**Given data**

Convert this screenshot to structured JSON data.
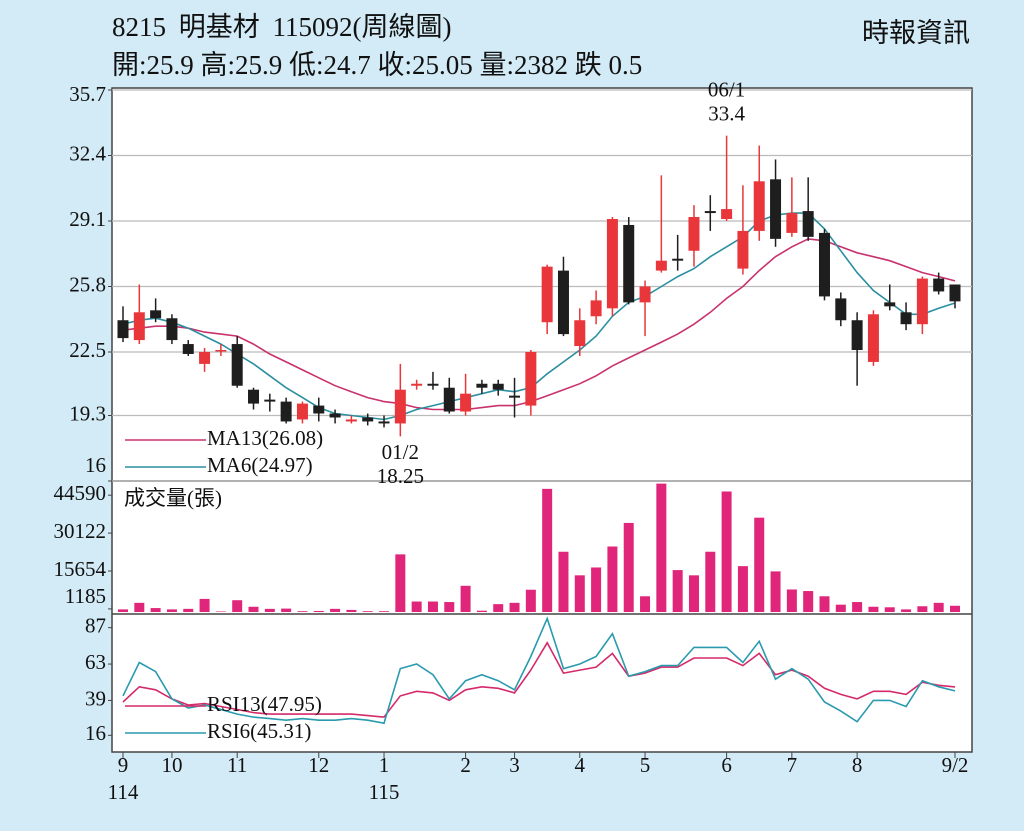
{
  "header": {
    "title": "8215 明基材 115092(周線圖)",
    "source": "時報資訊",
    "summary": "開:25.9 高:25.9 低:24.7 收:25.05 量:2382 跌 0.5"
  },
  "chart_data": [
    {
      "type": "candlestick",
      "open": [
        24.1,
        23.1,
        24.6,
        24.2,
        22.9,
        21.9,
        22.6,
        22.9,
        20.6,
        20.1,
        20.0,
        19.1,
        19.8,
        19.4,
        19.0,
        19.2,
        19.0,
        18.9,
        20.8,
        20.9,
        20.7,
        19.5,
        20.9,
        20.9,
        20.3,
        19.8,
        24.0,
        26.6,
        22.8,
        24.3,
        24.7,
        28.9,
        25.0,
        26.6,
        27.2,
        27.6,
        29.6,
        29.2,
        26.7,
        28.6,
        31.2,
        28.5,
        29.6,
        28.5,
        25.2,
        24.1,
        22.0,
        25.0,
        24.5,
        23.9,
        26.2,
        25.9
      ],
      "high": [
        24.8,
        25.9,
        25.2,
        24.4,
        23.1,
        22.7,
        22.9,
        23.3,
        20.7,
        20.4,
        20.2,
        20.0,
        20.2,
        19.6,
        19.3,
        19.4,
        19.3,
        21.9,
        21.1,
        21.5,
        21.2,
        21.4,
        21.1,
        21.1,
        21.2,
        22.6,
        26.9,
        27.3,
        24.7,
        25.6,
        29.3,
        29.3,
        26.1,
        31.4,
        28.4,
        29.9,
        30.4,
        33.4,
        30.9,
        32.9,
        32.2,
        31.3,
        31.3,
        28.7,
        25.5,
        24.5,
        24.6,
        25.9,
        25.0,
        26.3,
        26.5,
        25.9
      ],
      "low": [
        23.0,
        22.9,
        24.0,
        22.9,
        22.3,
        21.5,
        22.3,
        20.7,
        19.6,
        19.5,
        18.9,
        18.9,
        19.0,
        18.9,
        18.9,
        18.8,
        18.7,
        18.25,
        20.6,
        20.6,
        19.4,
        19.3,
        20.4,
        20.3,
        19.2,
        19.3,
        23.4,
        23.3,
        22.3,
        23.9,
        24.3,
        24.9,
        23.3,
        26.5,
        26.6,
        26.8,
        28.6,
        29.1,
        26.4,
        28.1,
        27.8,
        28.3,
        28.1,
        25.1,
        23.8,
        20.8,
        21.8,
        24.6,
        23.6,
        23.4,
        25.4,
        24.7
      ],
      "close": [
        23.2,
        24.5,
        24.2,
        23.1,
        22.4,
        22.5,
        22.6,
        20.8,
        19.9,
        20.0,
        19.0,
        19.9,
        19.4,
        19.2,
        19.1,
        19.0,
        18.9,
        20.6,
        20.9,
        20.8,
        19.5,
        20.4,
        20.7,
        20.6,
        20.2,
        22.5,
        26.8,
        23.4,
        24.1,
        25.1,
        29.2,
        25.0,
        25.8,
        27.1,
        27.1,
        29.3,
        29.5,
        29.7,
        28.6,
        31.1,
        28.2,
        29.5,
        28.3,
        25.3,
        24.1,
        22.6,
        24.4,
        24.8,
        23.9,
        26.2,
        25.55,
        25.05
      ],
      "up_color": "#e8363a",
      "down_color": "#1e1e1e",
      "series": [
        {
          "name": "MA13(26.08)",
          "color": "#c8326e",
          "values": [
            23.6,
            23.7,
            23.8,
            23.8,
            23.7,
            23.5,
            23.4,
            23.3,
            22.9,
            22.4,
            22.0,
            21.6,
            21.2,
            20.8,
            20.5,
            20.2,
            20.0,
            19.9,
            19.7,
            19.6,
            19.6,
            19.6,
            19.7,
            19.8,
            19.8,
            20.0,
            20.3,
            20.6,
            20.9,
            21.3,
            21.8,
            22.2,
            22.6,
            23.0,
            23.4,
            23.9,
            24.5,
            25.2,
            25.8,
            26.6,
            27.3,
            27.8,
            28.2,
            28.1,
            27.8,
            27.5,
            27.3,
            27.1,
            26.8,
            26.5,
            26.3,
            26.08
          ]
        },
        {
          "name": "MA6(24.97)",
          "color": "#2a8fa0",
          "values": [
            23.9,
            24.1,
            24.2,
            24.0,
            23.7,
            23.3,
            22.9,
            22.4,
            21.9,
            21.3,
            20.7,
            20.2,
            19.7,
            19.4,
            19.3,
            19.2,
            19.1,
            19.3,
            19.6,
            19.8,
            20.0,
            20.2,
            20.4,
            20.6,
            20.5,
            20.7,
            21.4,
            22.0,
            22.6,
            23.3,
            24.3,
            25.0,
            25.3,
            25.8,
            26.3,
            26.7,
            27.3,
            27.8,
            28.3,
            29.1,
            29.4,
            29.5,
            29.5,
            28.7,
            27.6,
            26.5,
            25.6,
            25.0,
            24.4,
            24.4,
            24.7,
            24.97
          ]
        }
      ],
      "annotations": [
        {
          "label": "06/1",
          "value": 33.4
        },
        {
          "label": "01/2",
          "value": 18.25
        }
      ],
      "ylim": [
        16.0,
        35.7
      ],
      "yticks": [
        16.0,
        19.3,
        22.5,
        25.8,
        29.1,
        32.4,
        35.7
      ],
      "grid": true
    },
    {
      "type": "bar",
      "title": "成交量(張)",
      "color": "#e0267a",
      "values": [
        1000,
        3500,
        1500,
        1000,
        1200,
        5000,
        200,
        4500,
        2000,
        1200,
        1300,
        300,
        400,
        1200,
        800,
        300,
        300,
        22000,
        4000,
        4000,
        3800,
        10000,
        500,
        3000,
        3500,
        8500,
        47000,
        23000,
        14000,
        17000,
        25000,
        34000,
        6000,
        49000,
        16000,
        14000,
        23000,
        46000,
        17500,
        36000,
        15500,
        8600,
        8000,
        6000,
        2800,
        3800,
        2000,
        1800,
        1000,
        2200,
        3500,
        2382
      ],
      "ylim": [
        0,
        50000
      ],
      "yticks": [
        1185,
        15654,
        30122,
        44590
      ]
    },
    {
      "type": "line",
      "series": [
        {
          "name": "RSI13(47.95)",
          "color": "#d42a6a",
          "values": [
            38,
            48,
            46,
            40,
            36,
            37,
            35,
            33,
            31,
            30,
            30,
            30,
            30,
            30,
            30,
            29,
            28,
            42,
            45,
            44,
            39,
            46,
            48,
            47,
            44,
            59,
            77,
            57,
            59,
            61,
            70,
            55,
            57,
            61,
            61,
            67,
            67,
            67,
            62,
            70,
            56,
            59,
            55,
            47,
            43,
            40,
            45,
            45,
            43,
            51,
            49,
            47.95
          ]
        },
        {
          "name": "RSI6(45.31)",
          "color": "#2a9aae",
          "values": [
            42,
            64,
            58,
            40,
            34,
            36,
            33,
            30,
            28,
            27,
            26,
            27,
            26,
            26,
            27,
            26,
            24,
            60,
            63,
            56,
            40,
            52,
            56,
            52,
            46,
            68,
            93,
            60,
            63,
            68,
            83,
            55,
            58,
            62,
            62,
            74,
            74,
            74,
            64,
            78,
            53,
            60,
            53,
            38,
            32,
            25,
            39,
            39,
            35,
            52,
            48,
            45.31
          ]
        }
      ],
      "categories": [
        "9",
        null,
        null,
        "10",
        null,
        null,
        null,
        "11",
        null,
        null,
        null,
        null,
        "12",
        null,
        null,
        null,
        "1",
        null,
        null,
        null,
        null,
        "2",
        null,
        null,
        "3",
        null,
        null,
        null,
        "4",
        null,
        null,
        null,
        "5",
        null,
        null,
        null,
        null,
        "6",
        null,
        null,
        null,
        "7",
        null,
        null,
        null,
        "8",
        null,
        null,
        null,
        null,
        null,
        "9/2"
      ],
      "year_labels": [
        "114",
        null,
        null,
        null,
        null,
        null,
        null,
        null,
        null,
        null,
        null,
        null,
        null,
        null,
        null,
        null,
        "115",
        null,
        null,
        null,
        null,
        null,
        null,
        null,
        null,
        null,
        null,
        null,
        null,
        null,
        null,
        null,
        null,
        null,
        null,
        null,
        null,
        null,
        null,
        null,
        null,
        null,
        null,
        null,
        null,
        null,
        null,
        null,
        null,
        null,
        null,
        null
      ],
      "ylim": [
        5,
        96
      ],
      "yticks": [
        16,
        39,
        63,
        87
      ]
    }
  ]
}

**What is being asked**
In the entries above, find each line with the string "type" and copy it.

**Result of the exercise**
      "type": "candlestick",
      "type": "bar",
      "type": "line",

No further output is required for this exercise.